Dataset listings of figures:
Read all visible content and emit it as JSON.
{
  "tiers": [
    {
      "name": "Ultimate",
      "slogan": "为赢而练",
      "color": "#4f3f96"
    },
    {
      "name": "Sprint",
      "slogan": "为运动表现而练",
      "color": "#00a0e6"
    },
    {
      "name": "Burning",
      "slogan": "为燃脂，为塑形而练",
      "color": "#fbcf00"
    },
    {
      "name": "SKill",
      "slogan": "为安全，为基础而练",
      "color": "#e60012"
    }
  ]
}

What the task asks - Print out every record again, exactly and in full.

Reply -
Read all visible content and emit it as JSON.
{
  "tiers": [
    {
      "name": "Ultimate",
      "slogan": "为赢而练",
      "color": "#4f3f96"
    },
    {
      "name": "Sprint",
      "slogan": "为运动表现而练",
      "color": "#00a0e6"
    },
    {
      "name": "Burning",
      "slogan": "为燃脂，为塑形而练",
      "color": "#fbcf00"
    },
    {
      "name": "SKill",
      "slogan": "为安全，为基础而练",
      "color": "#e60012"
    }
  ]
}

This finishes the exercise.